### Goal
Find the lines below that contain the string "screenshot". Copy each one.

### Items from a data source
--- Start ---

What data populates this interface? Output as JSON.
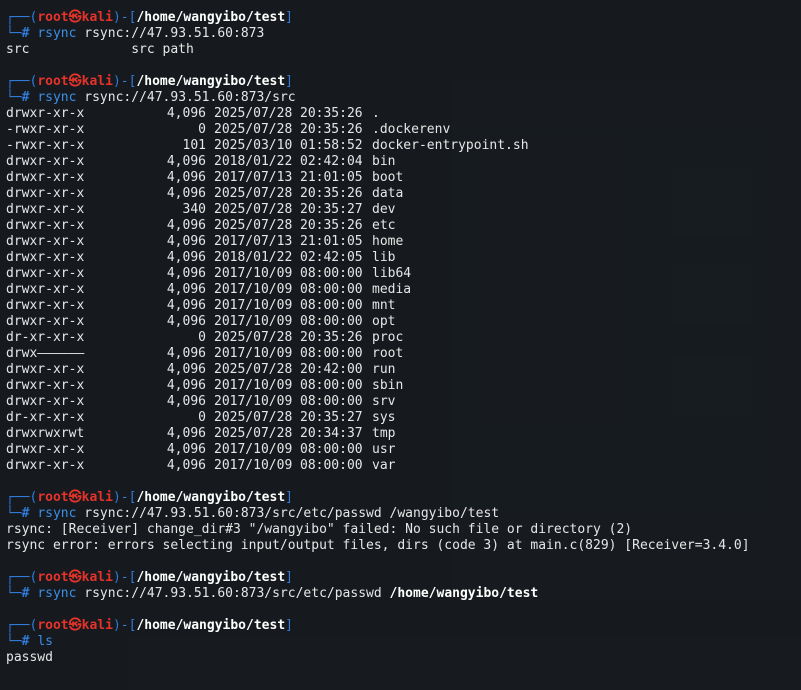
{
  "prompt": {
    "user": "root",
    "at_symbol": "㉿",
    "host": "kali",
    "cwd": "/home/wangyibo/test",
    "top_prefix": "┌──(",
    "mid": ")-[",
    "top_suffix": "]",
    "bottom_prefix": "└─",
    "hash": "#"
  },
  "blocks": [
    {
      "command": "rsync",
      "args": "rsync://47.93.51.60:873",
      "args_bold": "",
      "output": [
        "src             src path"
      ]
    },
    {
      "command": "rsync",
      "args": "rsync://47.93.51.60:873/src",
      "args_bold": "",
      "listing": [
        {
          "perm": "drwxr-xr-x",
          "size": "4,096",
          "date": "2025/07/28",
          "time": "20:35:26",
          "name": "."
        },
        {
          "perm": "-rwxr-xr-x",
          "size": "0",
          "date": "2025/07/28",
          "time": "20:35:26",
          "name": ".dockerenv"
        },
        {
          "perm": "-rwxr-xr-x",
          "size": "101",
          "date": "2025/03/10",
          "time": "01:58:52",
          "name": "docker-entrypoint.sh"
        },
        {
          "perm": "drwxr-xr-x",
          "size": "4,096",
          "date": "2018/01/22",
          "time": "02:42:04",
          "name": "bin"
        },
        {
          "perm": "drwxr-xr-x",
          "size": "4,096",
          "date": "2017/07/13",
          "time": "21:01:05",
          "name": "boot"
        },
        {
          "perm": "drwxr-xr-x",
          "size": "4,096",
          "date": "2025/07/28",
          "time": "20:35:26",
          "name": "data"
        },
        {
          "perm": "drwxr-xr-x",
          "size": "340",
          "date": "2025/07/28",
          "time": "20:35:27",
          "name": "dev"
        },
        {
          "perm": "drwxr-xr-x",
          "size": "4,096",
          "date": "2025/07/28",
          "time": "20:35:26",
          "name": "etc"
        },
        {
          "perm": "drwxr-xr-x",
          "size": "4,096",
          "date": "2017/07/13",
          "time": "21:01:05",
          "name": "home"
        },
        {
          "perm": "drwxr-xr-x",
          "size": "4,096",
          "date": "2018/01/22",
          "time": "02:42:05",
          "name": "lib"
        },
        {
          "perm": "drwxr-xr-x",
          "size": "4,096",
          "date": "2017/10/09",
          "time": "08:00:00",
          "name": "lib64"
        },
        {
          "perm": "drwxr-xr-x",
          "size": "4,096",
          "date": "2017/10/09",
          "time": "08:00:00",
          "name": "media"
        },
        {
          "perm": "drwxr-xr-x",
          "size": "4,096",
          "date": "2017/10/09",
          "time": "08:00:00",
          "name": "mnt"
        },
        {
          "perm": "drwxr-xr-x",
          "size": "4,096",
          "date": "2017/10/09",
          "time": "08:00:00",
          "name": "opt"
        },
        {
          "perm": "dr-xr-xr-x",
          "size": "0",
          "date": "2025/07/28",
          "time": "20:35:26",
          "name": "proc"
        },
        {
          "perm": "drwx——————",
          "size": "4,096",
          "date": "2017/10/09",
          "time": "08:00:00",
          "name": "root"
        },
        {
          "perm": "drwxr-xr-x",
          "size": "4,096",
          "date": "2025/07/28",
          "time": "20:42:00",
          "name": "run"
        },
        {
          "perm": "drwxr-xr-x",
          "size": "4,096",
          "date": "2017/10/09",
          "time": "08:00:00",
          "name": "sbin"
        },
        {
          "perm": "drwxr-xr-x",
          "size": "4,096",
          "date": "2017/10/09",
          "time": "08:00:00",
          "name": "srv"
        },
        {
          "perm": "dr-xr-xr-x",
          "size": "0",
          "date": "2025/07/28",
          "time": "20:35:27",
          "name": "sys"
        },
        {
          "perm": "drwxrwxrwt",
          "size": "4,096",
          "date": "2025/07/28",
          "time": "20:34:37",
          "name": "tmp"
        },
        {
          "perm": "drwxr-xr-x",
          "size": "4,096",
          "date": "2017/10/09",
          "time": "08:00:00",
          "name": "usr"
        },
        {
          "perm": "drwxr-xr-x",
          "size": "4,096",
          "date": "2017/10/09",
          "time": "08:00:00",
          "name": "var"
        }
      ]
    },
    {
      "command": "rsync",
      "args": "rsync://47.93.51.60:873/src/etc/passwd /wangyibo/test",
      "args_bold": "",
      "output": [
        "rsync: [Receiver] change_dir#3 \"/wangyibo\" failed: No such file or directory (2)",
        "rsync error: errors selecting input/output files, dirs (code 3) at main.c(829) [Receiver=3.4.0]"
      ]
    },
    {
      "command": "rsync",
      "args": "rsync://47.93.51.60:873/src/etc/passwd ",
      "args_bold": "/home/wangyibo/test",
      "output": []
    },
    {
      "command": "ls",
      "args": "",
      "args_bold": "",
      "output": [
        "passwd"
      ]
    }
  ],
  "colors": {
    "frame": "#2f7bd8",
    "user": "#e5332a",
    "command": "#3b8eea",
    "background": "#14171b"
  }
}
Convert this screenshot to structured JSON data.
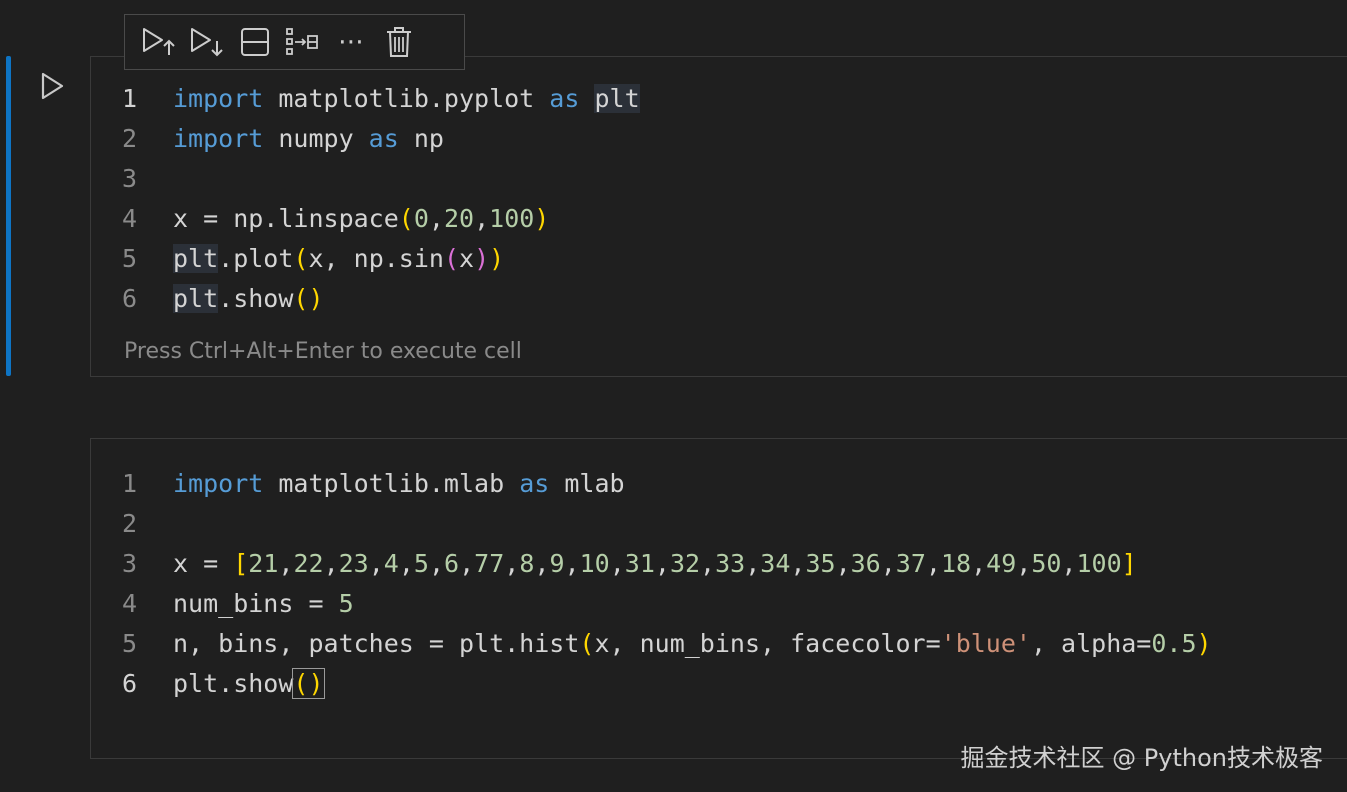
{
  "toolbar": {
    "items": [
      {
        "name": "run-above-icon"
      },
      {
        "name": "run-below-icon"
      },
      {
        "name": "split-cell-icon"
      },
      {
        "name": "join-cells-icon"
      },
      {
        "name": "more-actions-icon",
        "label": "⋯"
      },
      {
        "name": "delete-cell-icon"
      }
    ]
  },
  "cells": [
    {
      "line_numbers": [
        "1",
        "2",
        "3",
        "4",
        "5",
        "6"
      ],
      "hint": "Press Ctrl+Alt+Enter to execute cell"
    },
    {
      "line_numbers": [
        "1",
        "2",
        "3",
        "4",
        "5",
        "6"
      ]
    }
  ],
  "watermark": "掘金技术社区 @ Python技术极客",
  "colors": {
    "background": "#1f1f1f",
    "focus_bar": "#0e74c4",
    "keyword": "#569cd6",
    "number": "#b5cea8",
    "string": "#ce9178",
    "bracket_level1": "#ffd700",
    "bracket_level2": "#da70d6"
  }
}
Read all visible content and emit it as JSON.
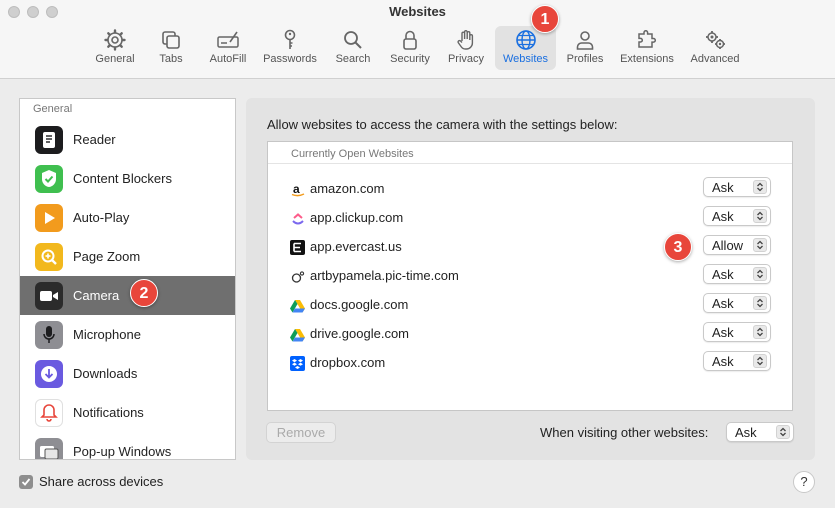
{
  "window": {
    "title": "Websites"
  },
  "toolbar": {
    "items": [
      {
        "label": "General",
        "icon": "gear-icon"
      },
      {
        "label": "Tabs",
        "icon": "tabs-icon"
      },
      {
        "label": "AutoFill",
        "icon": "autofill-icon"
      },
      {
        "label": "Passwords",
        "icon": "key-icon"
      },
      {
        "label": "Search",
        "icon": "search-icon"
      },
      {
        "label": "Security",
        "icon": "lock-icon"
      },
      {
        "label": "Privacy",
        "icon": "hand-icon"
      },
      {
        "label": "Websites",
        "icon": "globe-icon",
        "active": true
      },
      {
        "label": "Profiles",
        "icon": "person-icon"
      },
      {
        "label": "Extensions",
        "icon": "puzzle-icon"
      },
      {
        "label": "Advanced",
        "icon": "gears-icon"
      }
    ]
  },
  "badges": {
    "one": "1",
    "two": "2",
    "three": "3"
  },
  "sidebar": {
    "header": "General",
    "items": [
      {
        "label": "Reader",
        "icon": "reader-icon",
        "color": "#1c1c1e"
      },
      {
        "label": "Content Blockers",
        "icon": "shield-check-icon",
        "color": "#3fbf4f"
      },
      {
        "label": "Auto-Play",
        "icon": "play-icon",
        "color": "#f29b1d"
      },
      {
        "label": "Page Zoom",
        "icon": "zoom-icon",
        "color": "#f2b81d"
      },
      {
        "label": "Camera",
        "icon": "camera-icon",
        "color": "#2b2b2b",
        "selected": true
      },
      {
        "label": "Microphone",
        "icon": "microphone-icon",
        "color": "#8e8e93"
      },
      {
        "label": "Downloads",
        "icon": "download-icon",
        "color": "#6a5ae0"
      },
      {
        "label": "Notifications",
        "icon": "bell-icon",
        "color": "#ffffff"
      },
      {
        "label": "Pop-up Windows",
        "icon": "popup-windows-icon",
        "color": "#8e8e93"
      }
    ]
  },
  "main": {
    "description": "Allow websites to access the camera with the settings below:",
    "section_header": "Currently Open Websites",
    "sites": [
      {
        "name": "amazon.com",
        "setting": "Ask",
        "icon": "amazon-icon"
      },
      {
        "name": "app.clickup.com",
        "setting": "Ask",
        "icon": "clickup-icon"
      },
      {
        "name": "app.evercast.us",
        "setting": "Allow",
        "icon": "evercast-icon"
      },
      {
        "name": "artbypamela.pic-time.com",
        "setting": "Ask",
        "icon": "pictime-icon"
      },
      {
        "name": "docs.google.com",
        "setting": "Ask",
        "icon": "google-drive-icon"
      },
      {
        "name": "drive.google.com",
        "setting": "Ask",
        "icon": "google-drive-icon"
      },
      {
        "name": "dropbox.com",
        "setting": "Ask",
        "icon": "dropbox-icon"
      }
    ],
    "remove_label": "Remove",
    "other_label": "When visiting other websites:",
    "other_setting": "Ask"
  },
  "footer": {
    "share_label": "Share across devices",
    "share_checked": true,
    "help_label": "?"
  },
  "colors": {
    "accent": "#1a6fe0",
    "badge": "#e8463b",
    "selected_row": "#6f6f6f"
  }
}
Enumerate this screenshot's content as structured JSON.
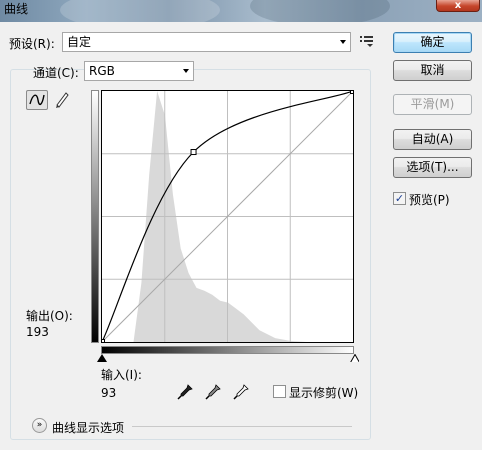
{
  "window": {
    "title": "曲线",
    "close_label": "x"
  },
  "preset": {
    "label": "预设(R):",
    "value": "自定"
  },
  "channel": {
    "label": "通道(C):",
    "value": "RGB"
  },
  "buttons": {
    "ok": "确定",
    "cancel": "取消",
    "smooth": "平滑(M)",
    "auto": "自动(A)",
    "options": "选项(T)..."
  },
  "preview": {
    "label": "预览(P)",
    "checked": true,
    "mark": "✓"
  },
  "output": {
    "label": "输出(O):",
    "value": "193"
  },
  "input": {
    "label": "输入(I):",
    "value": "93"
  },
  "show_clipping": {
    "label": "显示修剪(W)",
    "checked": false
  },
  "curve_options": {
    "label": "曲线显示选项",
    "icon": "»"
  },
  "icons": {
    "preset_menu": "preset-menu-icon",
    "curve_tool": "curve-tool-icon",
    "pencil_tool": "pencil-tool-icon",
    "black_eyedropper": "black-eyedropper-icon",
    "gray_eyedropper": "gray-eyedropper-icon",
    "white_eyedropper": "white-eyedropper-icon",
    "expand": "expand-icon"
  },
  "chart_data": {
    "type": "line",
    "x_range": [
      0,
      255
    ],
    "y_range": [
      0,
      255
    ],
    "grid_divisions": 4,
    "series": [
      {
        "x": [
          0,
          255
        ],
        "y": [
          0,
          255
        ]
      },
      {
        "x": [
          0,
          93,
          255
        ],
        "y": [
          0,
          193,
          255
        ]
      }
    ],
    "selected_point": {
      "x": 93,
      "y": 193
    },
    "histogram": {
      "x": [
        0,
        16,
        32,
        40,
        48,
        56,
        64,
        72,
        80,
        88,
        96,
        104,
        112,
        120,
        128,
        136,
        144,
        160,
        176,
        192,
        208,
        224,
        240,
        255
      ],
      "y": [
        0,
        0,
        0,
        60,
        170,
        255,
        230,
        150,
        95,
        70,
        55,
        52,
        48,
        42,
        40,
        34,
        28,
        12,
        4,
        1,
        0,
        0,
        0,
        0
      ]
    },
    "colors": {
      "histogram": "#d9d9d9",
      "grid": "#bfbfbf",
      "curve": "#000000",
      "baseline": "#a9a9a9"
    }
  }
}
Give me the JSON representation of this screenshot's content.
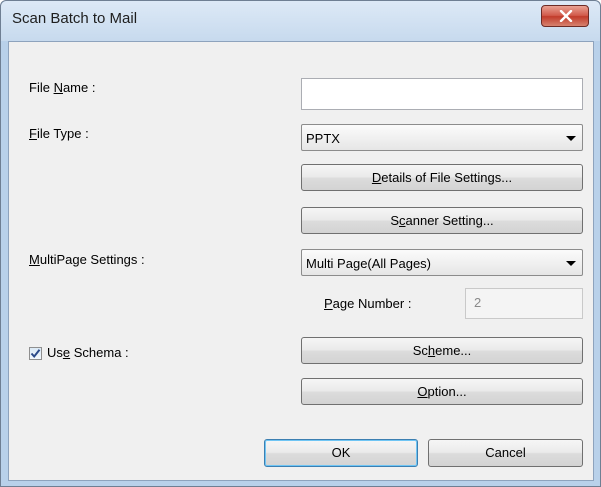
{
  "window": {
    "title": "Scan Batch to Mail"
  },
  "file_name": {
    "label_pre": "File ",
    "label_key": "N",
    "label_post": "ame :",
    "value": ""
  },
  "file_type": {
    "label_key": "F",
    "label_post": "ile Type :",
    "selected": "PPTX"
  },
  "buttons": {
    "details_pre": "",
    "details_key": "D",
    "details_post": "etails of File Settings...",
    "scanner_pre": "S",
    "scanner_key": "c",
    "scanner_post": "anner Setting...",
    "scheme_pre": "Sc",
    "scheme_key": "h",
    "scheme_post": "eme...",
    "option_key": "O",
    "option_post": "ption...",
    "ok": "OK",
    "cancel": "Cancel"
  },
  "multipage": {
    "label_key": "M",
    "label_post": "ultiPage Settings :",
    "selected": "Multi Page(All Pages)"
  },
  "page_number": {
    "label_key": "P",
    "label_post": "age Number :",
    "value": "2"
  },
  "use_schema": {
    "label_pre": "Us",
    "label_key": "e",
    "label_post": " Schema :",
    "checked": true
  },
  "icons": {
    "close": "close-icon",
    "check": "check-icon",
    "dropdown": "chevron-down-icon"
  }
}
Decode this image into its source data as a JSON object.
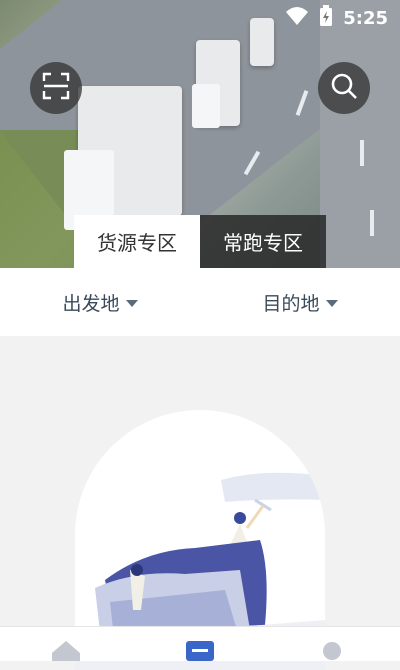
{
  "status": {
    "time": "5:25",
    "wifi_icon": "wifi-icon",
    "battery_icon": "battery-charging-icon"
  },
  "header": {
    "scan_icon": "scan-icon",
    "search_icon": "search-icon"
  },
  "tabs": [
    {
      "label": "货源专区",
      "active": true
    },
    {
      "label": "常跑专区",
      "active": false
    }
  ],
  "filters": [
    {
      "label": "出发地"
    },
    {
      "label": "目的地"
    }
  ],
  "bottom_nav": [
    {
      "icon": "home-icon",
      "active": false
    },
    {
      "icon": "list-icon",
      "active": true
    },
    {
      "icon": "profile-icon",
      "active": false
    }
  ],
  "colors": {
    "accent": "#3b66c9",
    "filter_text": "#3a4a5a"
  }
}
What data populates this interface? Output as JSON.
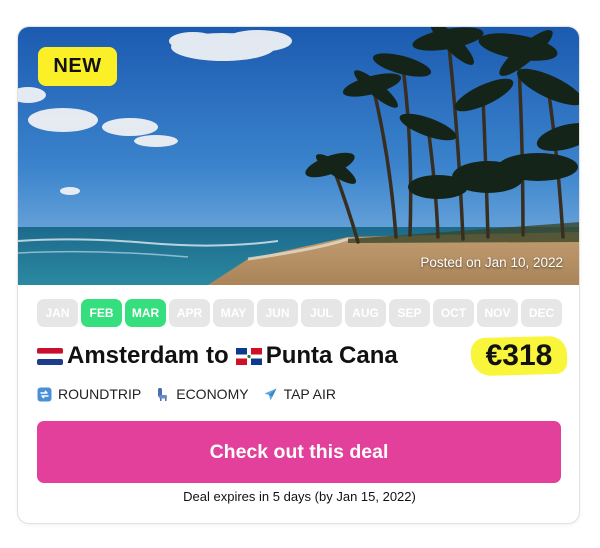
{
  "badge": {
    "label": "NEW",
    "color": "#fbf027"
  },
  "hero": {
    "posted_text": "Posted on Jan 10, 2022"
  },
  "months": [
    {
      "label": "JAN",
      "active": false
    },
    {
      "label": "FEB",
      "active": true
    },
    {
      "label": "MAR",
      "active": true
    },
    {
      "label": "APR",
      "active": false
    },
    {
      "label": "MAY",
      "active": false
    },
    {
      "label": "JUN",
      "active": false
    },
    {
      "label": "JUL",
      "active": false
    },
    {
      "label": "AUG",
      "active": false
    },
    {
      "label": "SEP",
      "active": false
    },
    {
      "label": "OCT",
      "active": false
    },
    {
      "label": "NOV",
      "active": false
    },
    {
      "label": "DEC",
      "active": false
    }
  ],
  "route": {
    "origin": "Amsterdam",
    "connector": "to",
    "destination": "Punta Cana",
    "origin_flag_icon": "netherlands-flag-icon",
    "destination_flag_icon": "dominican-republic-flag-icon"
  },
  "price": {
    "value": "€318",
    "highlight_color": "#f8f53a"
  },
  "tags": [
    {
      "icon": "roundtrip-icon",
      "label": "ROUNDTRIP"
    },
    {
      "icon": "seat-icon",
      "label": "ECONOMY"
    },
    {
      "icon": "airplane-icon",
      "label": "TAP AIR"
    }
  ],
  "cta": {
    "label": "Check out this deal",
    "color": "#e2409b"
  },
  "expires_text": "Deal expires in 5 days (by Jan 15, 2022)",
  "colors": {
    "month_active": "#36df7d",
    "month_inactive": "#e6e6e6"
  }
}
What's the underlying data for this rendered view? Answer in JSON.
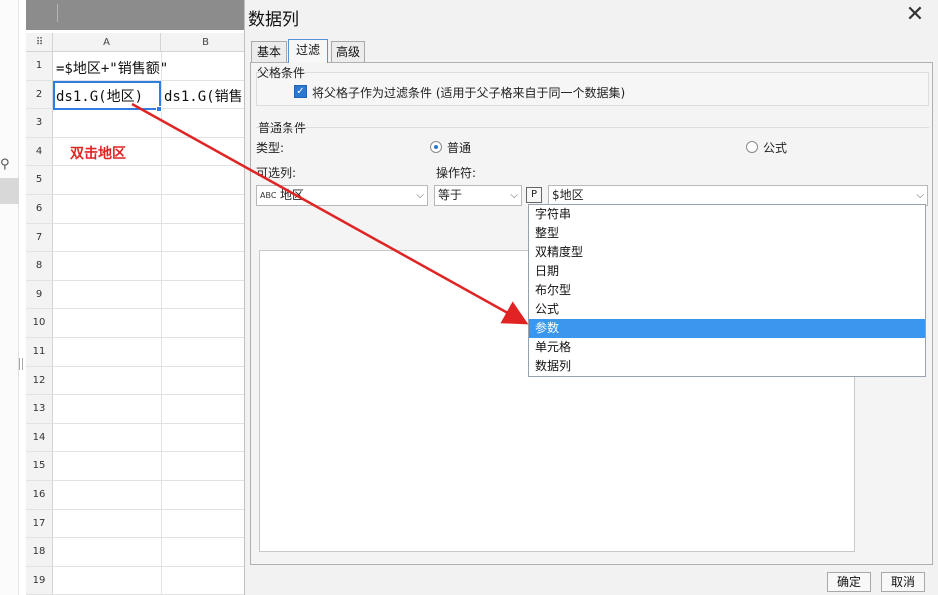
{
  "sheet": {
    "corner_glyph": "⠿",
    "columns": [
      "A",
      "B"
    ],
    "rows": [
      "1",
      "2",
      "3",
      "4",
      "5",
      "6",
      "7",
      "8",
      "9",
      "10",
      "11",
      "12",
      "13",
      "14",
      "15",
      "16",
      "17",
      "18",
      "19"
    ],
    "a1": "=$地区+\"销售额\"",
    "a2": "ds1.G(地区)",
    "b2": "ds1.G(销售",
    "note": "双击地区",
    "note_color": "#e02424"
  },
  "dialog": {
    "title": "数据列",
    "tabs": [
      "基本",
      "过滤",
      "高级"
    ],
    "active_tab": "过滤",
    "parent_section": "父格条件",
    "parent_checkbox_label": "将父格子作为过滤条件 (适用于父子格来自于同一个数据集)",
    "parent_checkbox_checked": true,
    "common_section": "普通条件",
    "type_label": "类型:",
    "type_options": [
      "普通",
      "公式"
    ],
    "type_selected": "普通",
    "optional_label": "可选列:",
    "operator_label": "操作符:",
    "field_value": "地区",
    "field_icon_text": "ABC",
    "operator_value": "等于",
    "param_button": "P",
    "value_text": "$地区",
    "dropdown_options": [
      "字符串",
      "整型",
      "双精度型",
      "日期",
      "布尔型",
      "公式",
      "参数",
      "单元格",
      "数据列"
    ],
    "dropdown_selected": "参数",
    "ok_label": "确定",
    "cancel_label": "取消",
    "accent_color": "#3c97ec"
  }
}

--- End ---

### Output below
Convert this screenshot to structured JSON data.
Enumerate this screenshot's content as structured JSON.
Give me the JSON representation of this screenshot's content.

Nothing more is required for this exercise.